• **Source material**:
BEGIN

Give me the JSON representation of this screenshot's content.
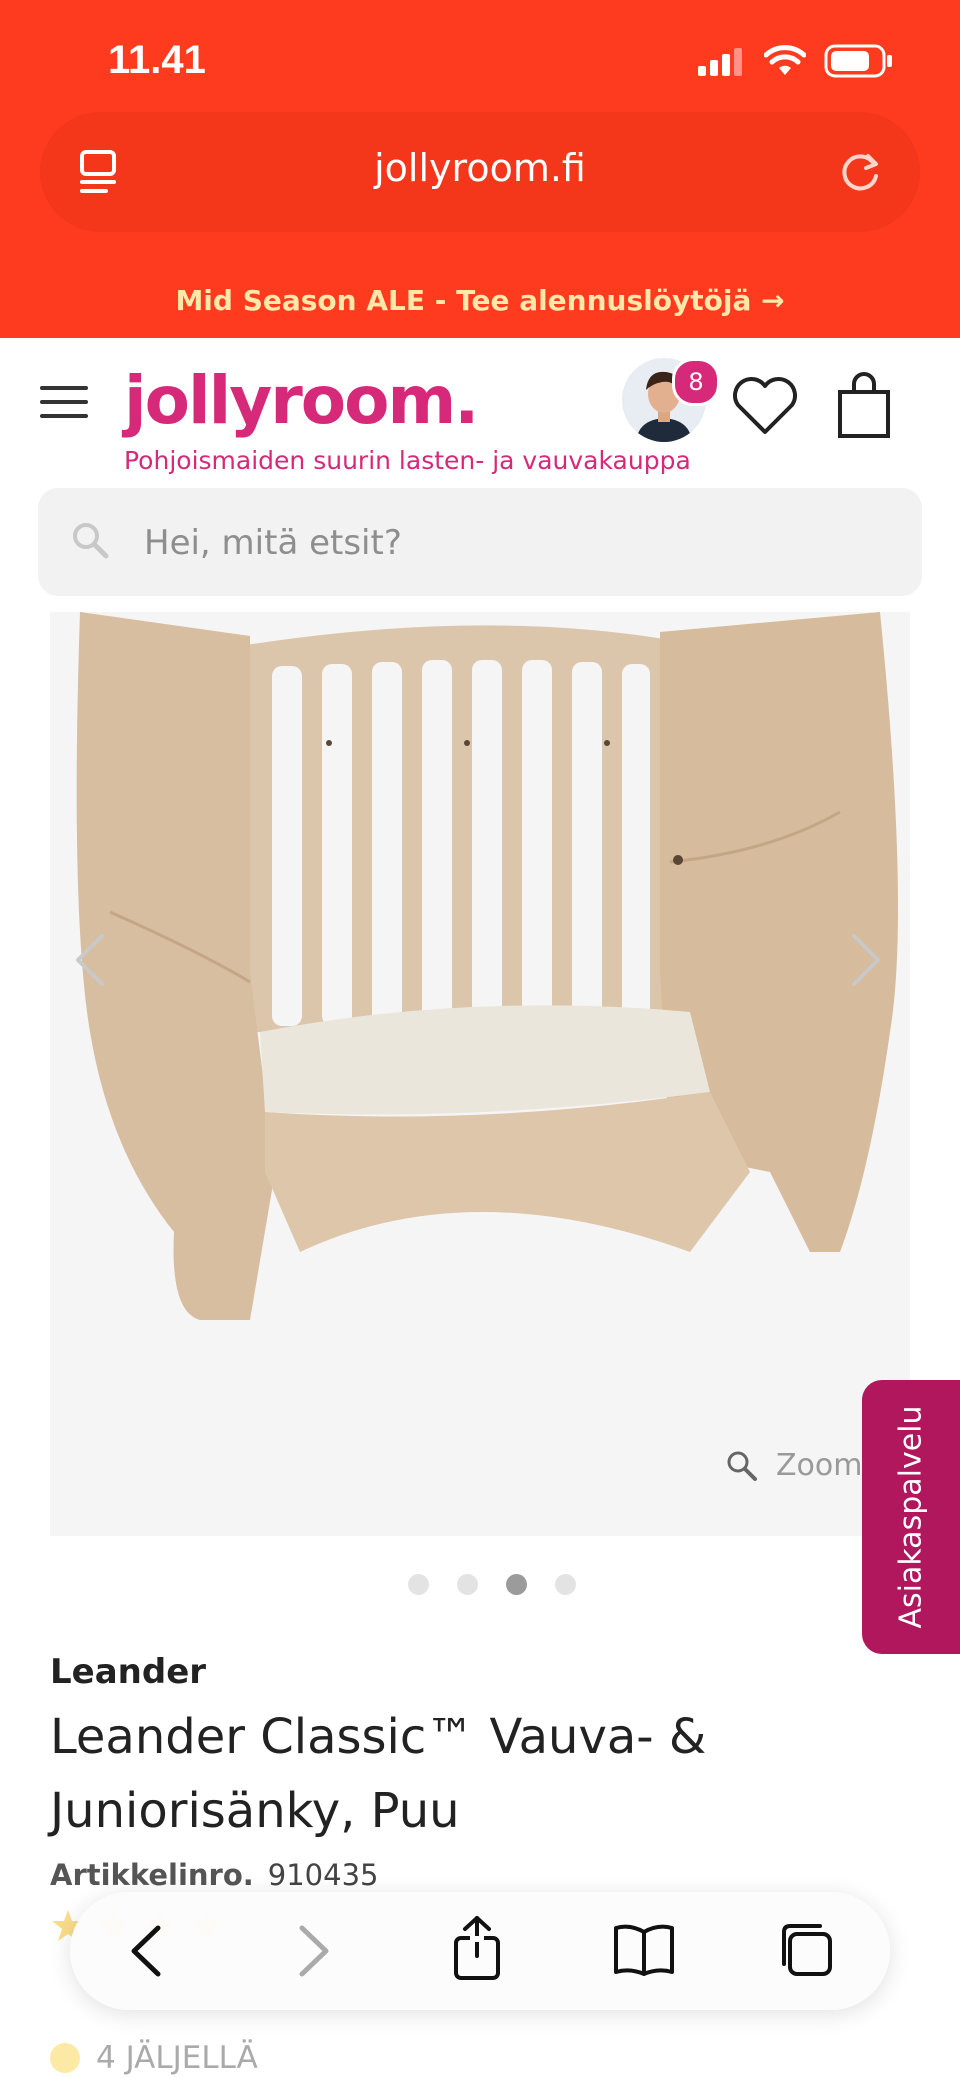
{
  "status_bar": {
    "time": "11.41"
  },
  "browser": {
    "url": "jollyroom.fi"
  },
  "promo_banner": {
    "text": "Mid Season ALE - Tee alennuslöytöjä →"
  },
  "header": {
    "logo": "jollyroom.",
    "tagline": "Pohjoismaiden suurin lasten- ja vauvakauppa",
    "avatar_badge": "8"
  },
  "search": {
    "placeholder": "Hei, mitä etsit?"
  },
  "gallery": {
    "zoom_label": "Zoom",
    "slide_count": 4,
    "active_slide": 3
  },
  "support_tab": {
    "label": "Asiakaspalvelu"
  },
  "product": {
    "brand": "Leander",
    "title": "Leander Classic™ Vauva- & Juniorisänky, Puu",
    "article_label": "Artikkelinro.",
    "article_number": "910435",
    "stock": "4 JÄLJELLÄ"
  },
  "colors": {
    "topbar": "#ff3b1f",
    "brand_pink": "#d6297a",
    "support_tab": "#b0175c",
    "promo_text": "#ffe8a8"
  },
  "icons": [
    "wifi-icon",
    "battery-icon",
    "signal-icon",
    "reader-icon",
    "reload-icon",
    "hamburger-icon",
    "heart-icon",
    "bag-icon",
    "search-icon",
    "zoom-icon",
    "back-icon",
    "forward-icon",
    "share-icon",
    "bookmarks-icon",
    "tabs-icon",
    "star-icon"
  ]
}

END

• **Objective**: Tell how many lines of the records above hold the string "Leander". Give no other text.

• **Reply to the exercise**: 2